>> Begin Records supplied

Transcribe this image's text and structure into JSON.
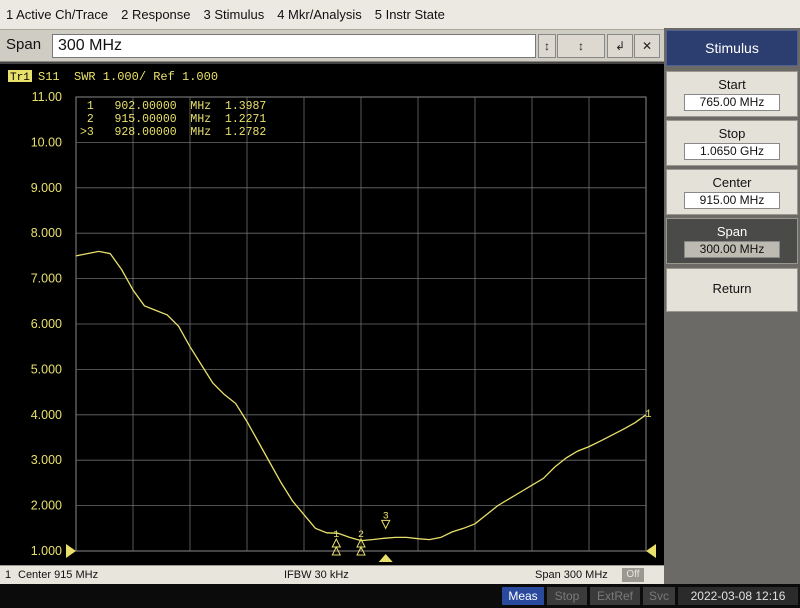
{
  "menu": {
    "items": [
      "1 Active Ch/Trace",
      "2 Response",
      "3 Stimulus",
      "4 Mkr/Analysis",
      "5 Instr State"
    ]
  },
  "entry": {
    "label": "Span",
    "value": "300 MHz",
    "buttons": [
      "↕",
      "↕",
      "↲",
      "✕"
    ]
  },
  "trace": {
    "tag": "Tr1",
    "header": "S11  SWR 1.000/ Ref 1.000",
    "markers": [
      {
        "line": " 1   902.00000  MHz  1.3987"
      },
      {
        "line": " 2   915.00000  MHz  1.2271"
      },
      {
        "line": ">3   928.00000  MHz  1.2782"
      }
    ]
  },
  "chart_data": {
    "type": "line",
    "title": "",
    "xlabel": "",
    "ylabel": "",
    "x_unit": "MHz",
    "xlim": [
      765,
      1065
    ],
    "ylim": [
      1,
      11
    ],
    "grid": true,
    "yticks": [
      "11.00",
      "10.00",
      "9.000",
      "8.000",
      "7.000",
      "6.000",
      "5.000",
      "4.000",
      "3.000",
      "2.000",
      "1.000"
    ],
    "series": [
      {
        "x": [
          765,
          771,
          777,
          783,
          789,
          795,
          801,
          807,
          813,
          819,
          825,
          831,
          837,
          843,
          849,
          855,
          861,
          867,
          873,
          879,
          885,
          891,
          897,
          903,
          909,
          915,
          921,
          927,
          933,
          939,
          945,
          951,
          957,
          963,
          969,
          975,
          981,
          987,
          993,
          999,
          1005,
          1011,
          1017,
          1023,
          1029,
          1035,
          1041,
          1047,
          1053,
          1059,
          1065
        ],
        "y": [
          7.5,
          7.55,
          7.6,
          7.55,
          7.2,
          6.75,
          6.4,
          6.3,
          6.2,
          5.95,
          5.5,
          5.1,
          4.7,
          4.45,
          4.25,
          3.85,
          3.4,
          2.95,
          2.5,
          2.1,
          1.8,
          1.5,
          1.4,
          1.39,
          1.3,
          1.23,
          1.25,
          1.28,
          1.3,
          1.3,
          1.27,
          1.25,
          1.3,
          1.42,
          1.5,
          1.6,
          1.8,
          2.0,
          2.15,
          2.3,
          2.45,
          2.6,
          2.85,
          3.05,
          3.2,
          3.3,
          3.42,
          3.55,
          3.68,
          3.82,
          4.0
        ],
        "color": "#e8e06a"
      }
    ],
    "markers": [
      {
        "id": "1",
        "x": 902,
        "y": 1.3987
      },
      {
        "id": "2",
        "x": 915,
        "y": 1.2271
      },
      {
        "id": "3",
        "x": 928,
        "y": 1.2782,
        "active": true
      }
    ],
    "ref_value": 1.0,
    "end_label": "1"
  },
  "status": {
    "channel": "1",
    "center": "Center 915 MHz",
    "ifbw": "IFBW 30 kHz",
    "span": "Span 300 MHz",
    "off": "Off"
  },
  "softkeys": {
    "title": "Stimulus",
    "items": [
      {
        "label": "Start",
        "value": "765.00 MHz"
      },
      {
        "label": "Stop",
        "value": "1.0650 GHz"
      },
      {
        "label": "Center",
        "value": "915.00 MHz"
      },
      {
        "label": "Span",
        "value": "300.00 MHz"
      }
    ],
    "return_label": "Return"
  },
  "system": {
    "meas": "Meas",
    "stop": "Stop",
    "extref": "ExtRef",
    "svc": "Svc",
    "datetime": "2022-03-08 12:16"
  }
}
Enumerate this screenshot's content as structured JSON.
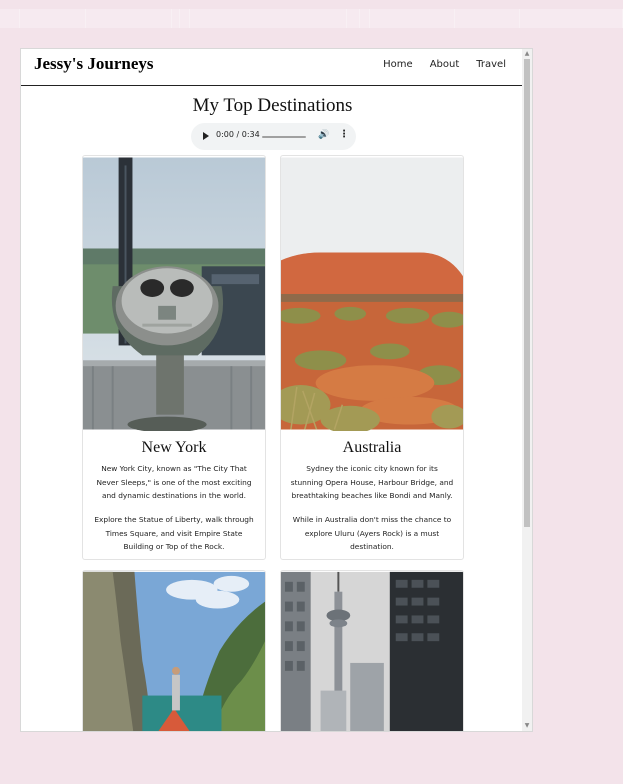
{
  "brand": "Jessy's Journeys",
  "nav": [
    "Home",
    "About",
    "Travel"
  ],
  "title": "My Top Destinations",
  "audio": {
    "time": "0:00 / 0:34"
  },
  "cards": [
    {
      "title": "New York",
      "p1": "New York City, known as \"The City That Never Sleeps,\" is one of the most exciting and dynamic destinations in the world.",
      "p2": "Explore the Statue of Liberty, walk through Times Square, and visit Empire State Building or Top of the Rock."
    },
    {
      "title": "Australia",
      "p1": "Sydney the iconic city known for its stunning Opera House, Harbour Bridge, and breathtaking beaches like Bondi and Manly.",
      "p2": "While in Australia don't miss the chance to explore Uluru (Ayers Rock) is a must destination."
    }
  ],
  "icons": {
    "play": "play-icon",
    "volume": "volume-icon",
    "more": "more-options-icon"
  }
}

>> End Records supplied
>> Begin Records supplied

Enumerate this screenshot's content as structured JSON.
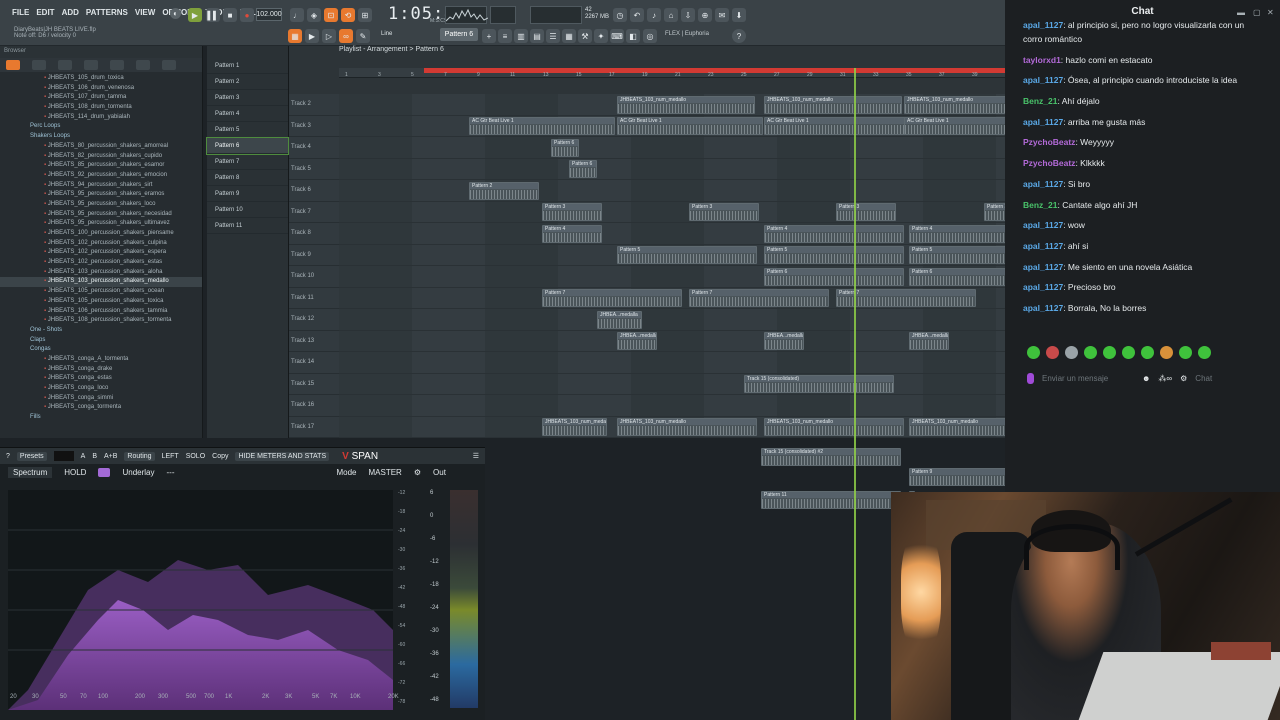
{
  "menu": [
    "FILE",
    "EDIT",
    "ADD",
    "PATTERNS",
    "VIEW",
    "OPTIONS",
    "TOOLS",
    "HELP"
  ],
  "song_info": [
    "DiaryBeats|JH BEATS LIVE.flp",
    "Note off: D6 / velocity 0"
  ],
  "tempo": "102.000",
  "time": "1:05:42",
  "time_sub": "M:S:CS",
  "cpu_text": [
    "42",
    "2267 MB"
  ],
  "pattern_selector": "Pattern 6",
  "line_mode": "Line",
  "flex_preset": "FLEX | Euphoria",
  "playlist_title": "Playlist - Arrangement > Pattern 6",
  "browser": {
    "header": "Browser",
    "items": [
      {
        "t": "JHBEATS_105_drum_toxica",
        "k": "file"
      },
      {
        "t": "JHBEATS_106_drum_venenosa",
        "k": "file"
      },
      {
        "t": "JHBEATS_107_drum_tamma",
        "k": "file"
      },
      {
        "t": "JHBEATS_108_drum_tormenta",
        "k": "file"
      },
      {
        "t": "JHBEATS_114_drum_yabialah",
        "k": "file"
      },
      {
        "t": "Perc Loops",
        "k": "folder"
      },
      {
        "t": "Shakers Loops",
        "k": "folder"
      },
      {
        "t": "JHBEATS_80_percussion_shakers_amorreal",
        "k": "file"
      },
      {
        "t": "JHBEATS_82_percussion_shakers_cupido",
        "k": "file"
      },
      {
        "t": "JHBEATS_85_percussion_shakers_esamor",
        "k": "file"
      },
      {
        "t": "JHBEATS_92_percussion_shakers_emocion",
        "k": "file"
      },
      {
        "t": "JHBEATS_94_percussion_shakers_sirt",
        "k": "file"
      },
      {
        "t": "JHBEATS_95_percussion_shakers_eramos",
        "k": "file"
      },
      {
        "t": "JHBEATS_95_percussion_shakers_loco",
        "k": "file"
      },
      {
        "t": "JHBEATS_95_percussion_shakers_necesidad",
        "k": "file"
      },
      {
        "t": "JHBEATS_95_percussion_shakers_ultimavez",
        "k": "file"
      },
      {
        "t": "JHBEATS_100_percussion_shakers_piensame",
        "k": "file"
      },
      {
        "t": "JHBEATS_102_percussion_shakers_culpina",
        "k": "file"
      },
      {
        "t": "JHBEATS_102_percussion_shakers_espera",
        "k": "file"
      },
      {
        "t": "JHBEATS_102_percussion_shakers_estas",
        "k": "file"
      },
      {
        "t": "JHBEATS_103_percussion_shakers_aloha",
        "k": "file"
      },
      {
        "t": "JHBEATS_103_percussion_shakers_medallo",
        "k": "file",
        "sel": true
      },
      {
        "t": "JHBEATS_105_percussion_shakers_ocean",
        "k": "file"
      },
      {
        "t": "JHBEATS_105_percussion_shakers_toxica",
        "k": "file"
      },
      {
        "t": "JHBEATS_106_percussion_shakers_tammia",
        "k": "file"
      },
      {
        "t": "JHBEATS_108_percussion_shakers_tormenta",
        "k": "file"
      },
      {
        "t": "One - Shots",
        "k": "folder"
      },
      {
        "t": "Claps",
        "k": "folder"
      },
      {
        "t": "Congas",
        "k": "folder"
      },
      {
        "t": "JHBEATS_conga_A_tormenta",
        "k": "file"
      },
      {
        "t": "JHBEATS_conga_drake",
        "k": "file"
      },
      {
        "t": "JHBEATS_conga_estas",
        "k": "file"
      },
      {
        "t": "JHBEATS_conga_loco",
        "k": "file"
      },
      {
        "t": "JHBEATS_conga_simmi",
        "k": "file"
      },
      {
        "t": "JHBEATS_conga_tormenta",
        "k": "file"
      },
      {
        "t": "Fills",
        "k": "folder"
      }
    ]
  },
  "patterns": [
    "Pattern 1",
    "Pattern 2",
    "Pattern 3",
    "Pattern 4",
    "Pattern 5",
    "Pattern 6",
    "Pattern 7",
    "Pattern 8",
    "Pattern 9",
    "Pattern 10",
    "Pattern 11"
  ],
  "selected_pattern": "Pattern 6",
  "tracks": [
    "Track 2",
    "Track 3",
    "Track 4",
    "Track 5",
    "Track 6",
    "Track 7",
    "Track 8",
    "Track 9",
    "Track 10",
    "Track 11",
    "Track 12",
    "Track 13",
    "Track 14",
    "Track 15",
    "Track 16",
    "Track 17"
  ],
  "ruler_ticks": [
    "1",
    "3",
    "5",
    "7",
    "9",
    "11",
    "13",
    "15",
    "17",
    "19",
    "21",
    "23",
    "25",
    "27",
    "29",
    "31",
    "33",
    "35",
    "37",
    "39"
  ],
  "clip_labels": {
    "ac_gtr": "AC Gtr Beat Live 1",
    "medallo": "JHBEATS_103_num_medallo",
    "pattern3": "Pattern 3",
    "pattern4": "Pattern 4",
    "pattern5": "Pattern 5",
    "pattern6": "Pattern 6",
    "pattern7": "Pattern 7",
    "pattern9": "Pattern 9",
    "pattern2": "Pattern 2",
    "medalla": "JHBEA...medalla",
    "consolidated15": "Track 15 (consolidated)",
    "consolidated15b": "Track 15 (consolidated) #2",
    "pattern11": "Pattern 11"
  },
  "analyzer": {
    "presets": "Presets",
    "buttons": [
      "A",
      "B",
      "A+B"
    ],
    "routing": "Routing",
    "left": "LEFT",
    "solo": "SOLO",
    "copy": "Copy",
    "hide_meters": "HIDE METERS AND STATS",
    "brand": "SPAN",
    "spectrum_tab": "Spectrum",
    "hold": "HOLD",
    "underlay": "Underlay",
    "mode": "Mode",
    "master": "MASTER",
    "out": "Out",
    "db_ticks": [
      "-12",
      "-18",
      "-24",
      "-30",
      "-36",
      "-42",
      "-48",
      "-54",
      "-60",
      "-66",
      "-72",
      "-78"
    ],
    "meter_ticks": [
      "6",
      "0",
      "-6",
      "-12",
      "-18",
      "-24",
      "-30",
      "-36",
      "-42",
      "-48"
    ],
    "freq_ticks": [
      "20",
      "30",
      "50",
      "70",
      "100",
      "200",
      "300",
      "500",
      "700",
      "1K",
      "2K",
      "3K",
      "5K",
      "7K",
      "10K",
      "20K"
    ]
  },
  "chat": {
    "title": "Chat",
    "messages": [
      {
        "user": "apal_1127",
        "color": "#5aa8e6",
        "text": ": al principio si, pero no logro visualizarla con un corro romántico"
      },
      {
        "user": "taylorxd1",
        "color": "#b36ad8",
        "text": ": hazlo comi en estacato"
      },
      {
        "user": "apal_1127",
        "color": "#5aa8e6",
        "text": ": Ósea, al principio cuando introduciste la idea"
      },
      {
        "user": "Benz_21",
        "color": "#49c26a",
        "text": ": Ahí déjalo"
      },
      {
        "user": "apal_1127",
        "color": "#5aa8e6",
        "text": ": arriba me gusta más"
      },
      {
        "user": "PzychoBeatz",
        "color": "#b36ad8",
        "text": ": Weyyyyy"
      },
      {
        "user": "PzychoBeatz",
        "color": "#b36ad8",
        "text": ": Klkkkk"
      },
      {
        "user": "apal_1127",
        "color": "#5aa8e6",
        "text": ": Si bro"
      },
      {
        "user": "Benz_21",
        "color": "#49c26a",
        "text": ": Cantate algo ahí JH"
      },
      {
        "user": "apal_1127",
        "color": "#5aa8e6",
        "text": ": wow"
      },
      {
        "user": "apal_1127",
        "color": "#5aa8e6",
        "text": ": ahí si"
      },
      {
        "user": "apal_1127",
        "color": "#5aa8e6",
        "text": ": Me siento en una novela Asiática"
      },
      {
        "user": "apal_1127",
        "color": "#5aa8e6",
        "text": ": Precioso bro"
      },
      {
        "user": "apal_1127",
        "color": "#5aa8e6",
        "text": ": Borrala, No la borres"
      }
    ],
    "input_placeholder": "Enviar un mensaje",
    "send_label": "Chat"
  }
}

>> End Records supplied

## Work to do
Read the lines above. Gather those in which the string "known" is found.

## Task response
      "p1": "New York City, known as \"The City That Never Sleeps,\" is one of the most exciting and dynamic destinations in the world.",
      "p1": "Sydney the iconic city known for its stunning Opera House, Harbour Bridge, and breathtaking beaches like Bondi and Manly.",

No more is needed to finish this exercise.